Exercise: Return the listing word for word, as given.

[Data excerpts]

══════════════════════════════

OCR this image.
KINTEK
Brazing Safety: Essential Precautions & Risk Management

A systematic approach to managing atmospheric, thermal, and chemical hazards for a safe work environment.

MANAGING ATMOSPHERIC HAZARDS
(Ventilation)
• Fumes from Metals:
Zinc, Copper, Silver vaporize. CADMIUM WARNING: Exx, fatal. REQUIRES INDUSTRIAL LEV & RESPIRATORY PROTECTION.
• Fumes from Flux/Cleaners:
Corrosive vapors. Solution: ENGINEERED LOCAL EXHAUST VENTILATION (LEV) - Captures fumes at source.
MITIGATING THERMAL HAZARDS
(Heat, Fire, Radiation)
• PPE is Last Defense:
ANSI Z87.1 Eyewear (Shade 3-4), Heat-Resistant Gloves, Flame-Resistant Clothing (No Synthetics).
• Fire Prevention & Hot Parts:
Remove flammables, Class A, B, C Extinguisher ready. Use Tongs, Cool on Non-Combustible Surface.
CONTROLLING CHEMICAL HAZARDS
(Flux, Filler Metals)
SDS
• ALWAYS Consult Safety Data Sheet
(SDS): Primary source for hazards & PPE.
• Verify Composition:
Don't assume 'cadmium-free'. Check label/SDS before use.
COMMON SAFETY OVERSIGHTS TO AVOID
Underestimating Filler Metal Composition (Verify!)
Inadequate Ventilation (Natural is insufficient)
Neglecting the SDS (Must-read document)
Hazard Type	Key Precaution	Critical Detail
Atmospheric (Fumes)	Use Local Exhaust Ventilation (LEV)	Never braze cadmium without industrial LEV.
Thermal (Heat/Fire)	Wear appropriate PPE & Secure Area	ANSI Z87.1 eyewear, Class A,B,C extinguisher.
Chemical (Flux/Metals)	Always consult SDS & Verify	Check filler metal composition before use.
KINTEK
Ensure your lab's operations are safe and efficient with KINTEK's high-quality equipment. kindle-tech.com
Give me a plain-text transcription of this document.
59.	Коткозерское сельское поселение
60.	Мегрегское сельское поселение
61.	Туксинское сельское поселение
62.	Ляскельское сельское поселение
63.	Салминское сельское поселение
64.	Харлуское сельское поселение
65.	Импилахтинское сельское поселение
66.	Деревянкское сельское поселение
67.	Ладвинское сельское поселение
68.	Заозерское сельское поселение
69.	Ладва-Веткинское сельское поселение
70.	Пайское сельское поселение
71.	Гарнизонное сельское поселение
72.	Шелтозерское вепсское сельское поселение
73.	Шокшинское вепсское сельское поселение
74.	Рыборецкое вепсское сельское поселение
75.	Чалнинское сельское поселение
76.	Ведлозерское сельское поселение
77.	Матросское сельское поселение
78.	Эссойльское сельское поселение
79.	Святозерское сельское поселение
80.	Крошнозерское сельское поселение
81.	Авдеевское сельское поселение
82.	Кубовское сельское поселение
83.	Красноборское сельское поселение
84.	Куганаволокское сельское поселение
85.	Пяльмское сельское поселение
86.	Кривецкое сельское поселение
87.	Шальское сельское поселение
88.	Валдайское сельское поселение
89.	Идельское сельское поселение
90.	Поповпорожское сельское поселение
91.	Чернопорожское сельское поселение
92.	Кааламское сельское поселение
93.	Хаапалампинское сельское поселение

══════════════════════════════

Final result:
OCR this image.
KINTEK
Brazing Safety: Essential Precautions & Risk Management

A systematic approach to managing atmospheric, thermal, and chemical hazards for a safe work environment.

MANAGING ATMOSPHERIC HAZARDS
(Ventilation)
• Fumes from Metals:
Zinc, Copper, Silver vaporize. CADMIUM WARNING: Exx, fatal. REQUIRES INDUSTRIAL LEV & RESPIRATORY PROTECTION.
• Fumes from Flux/Cleaners:
Corrosive vapors. Solution: ENGINEERED LOCAL EXHAUST VENTILATION (LEV) - Captures fumes at source.
MITIGATING THERMAL HAZARDS
(Heat, Fire, Radiation)
• PPE is Last Defense:
ANSI Z87.1 Eyewear (Shade 3-4), Heat-Resistant Gloves, Flame-Resistant Clothing (No Synthetics).
• Fire Prevention & Hot Parts:
Remove flammables, Class A, B, C Extinguisher ready. Use Tongs, Cool on Non-Combustible Surface.
CONTROLLING CHEMICAL HAZARDS
(Flux, Filler Metals)
SDS
• ALWAYS Consult Safety Data Sheet
(SDS): Primary source for hazards & PPE.
• Verify Composition:
Don't assume 'cadmium-free'. Check label/SDS before use.
COMMON SAFETY OVERSIGHTS TO AVOID
Underestimating Filler Metal Composition (Verify!)
Inadequate Ventilation (Natural is insufficient)
Neglecting the SDS (Must-read document)
Hazard Type	Key Precaution	Critical Detail
Atmospheric (Fumes)	Use Local Exhaust Ventilation (LEV)	Never braze cadmium without industrial LEV.
Thermal (Heat/Fire)	Wear appropriate PPE & Secure Area	ANSI Z87.1 eyewear, Class A,B,C extinguisher.
Chemical (Flux/Metals)	Always consult SDS & Verify	Check filler metal composition before use.
KINTEK
Ensure your lab's operations are safe and efficient with KINTEK's high-quality equipment. kindle-tech.com
Give me a plain-text transcription of this document.
59.	Коткозерское сельское поселение
60.	Мегрегское сельское поселение
61.	Туксинское сельское поселение
62.	Ляскельское сельское поселение
63.	Салминское сельское поселение
64.	Харлуское сельское поселение
65.	Импилахтинское сельское поселение
66.	Деревянкское сельское поселение
67.	Ладвинское сельское поселение
68.	Заозерское сельское поселение
69.	Ладва-Веткинское сельское поселение
70.	Пайское сельское поселение
71.	Гарнизонное сельское поселение
72.	Шелтозерское вепсское сельское поселение
73.	Шокшинское вепсское сельское поселение
74.	Рыборецкое вепсское сельское поселение
75.	Чалнинское сельское поселение
76.	Ведлозерское сельское поселение
77.	Матросское сельское поселение
78.	Эссойльское сельское поселение
79.	Святозерское сельское поселение
80.	Крошнозерское сельское поселение
81.	Авдеевское сельское поселение
82.	Кубовское сельское поселение
83.	Красноборское сельское поселение
84.	Куганаволокское сельское поселение
85.	Пяльмское сельское поселение
86.	Кривецкое сельское поселение
87.	Шальское сельское поселение
88.	Валдайское сельское поселение
89.	Идельское сельское поселение
90.	Поповпорожское сельское поселение
91.	Чернопорожское сельское поселение
92.	Кааламское сельское поселение
93.	Хаапалампинское сельское поселение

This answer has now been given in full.